Aim of the exercise
State the count of lines below in which the word "Particles" appears, and add nothing.

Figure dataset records
BEGIN
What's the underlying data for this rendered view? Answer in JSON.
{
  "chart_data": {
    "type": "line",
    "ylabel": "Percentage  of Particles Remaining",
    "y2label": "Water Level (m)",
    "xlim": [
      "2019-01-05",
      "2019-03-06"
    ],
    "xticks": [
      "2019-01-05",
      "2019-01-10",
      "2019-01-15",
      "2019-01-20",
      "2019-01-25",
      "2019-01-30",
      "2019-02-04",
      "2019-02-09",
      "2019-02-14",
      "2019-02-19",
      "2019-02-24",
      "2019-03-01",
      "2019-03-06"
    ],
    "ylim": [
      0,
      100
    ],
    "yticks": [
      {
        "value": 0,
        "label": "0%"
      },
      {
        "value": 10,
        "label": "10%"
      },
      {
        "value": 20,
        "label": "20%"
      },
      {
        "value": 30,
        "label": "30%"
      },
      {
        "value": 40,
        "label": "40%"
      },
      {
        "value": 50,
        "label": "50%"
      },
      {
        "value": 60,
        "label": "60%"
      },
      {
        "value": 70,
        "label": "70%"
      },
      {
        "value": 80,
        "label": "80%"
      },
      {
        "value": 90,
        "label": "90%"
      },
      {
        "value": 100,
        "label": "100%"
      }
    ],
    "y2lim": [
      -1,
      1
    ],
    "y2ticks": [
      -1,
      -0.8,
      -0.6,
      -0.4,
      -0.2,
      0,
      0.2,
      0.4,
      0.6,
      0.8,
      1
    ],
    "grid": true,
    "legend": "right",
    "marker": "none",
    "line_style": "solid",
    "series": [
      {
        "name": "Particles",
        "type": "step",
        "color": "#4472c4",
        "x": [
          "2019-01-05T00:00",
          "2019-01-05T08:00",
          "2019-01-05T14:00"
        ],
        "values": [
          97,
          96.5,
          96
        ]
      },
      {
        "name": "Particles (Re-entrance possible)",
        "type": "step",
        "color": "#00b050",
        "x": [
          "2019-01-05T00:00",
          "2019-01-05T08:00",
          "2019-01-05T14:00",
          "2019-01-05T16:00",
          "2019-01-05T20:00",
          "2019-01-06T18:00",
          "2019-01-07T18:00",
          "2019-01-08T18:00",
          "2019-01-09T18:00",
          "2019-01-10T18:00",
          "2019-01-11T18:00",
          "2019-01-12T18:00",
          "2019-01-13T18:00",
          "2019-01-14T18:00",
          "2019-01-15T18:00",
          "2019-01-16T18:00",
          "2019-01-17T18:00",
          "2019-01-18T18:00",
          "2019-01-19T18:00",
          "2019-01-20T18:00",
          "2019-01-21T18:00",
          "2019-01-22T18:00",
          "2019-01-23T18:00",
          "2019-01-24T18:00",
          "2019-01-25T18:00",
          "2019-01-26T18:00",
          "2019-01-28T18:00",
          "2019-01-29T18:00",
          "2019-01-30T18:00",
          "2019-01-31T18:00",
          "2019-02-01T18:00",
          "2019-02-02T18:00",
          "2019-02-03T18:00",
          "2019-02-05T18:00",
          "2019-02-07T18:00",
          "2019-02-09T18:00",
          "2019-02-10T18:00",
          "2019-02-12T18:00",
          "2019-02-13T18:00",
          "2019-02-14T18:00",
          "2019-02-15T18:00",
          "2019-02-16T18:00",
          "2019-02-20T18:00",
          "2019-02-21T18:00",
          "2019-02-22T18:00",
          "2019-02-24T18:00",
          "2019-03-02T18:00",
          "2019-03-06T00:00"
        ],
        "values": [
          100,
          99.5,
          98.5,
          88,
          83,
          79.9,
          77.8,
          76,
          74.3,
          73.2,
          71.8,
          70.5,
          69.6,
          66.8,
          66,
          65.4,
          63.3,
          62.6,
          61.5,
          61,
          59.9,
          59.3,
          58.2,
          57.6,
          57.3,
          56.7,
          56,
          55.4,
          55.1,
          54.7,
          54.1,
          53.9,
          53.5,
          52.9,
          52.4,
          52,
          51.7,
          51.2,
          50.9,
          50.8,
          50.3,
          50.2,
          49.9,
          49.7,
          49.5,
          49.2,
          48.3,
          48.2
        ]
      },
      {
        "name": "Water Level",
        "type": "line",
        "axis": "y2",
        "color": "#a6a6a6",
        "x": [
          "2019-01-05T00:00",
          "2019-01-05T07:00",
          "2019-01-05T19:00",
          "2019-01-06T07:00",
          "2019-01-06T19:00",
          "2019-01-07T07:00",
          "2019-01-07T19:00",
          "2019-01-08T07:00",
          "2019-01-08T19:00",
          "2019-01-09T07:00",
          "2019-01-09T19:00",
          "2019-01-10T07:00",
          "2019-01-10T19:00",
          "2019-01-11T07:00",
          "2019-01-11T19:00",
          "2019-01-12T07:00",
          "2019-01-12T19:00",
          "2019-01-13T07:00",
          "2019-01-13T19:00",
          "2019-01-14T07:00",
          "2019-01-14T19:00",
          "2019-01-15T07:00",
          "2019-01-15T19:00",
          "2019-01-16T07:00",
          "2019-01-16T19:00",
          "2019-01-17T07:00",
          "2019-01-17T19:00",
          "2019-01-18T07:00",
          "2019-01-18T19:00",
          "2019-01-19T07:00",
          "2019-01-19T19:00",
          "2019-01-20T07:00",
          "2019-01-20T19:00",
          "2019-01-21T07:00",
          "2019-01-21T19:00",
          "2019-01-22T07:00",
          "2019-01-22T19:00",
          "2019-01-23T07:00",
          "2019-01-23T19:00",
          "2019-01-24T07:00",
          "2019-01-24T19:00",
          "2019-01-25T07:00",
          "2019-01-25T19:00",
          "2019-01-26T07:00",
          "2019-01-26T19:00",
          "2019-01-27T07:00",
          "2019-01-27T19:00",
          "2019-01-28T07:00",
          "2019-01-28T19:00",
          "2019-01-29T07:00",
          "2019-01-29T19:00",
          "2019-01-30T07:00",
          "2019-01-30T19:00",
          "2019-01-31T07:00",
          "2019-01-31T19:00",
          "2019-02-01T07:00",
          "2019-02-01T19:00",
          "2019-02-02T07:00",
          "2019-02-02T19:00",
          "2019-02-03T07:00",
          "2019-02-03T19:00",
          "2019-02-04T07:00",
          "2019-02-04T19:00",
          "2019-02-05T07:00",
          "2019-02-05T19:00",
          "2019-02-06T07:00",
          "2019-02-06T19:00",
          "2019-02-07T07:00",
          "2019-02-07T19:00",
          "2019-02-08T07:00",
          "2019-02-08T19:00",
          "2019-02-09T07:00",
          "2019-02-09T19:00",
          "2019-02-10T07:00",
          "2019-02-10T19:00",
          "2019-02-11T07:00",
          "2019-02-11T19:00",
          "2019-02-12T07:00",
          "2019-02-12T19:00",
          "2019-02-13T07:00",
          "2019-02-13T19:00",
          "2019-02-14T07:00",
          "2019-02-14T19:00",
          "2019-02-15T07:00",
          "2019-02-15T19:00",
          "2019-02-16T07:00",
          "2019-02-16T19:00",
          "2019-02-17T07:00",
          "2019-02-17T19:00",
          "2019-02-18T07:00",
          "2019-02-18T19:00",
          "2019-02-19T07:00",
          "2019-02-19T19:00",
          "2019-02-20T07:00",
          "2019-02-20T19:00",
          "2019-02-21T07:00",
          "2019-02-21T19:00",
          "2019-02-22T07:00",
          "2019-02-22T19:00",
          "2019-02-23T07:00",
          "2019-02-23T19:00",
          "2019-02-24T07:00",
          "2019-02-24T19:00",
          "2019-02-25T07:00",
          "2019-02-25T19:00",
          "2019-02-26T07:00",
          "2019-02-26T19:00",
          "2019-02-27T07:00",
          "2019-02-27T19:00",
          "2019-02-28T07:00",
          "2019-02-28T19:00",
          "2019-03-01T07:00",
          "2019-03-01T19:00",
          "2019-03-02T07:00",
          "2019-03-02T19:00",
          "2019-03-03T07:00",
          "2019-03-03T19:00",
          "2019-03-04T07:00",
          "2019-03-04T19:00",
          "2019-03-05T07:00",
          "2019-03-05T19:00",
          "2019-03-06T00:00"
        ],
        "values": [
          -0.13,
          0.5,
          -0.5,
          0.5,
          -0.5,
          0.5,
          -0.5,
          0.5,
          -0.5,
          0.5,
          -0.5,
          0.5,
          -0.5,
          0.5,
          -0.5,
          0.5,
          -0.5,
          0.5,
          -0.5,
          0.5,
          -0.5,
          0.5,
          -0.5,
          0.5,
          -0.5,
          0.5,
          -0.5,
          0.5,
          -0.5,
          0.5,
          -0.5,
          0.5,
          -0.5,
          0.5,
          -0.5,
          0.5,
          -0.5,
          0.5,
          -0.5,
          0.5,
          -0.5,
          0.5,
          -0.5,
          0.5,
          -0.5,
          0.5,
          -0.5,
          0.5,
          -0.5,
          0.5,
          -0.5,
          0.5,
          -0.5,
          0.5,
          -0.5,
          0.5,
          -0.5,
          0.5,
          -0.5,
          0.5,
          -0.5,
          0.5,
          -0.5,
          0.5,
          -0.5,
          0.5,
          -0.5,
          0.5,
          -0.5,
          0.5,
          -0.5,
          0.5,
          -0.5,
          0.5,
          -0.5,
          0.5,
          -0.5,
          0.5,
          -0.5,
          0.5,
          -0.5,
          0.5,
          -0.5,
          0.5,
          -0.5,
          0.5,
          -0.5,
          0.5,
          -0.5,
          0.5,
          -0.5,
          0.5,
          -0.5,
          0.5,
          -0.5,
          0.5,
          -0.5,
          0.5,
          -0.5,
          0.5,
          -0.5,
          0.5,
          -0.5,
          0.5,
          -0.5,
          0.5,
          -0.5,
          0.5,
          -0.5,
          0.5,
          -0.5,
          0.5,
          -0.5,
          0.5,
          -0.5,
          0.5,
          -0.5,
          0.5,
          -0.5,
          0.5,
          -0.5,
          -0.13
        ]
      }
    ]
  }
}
END
Response below
3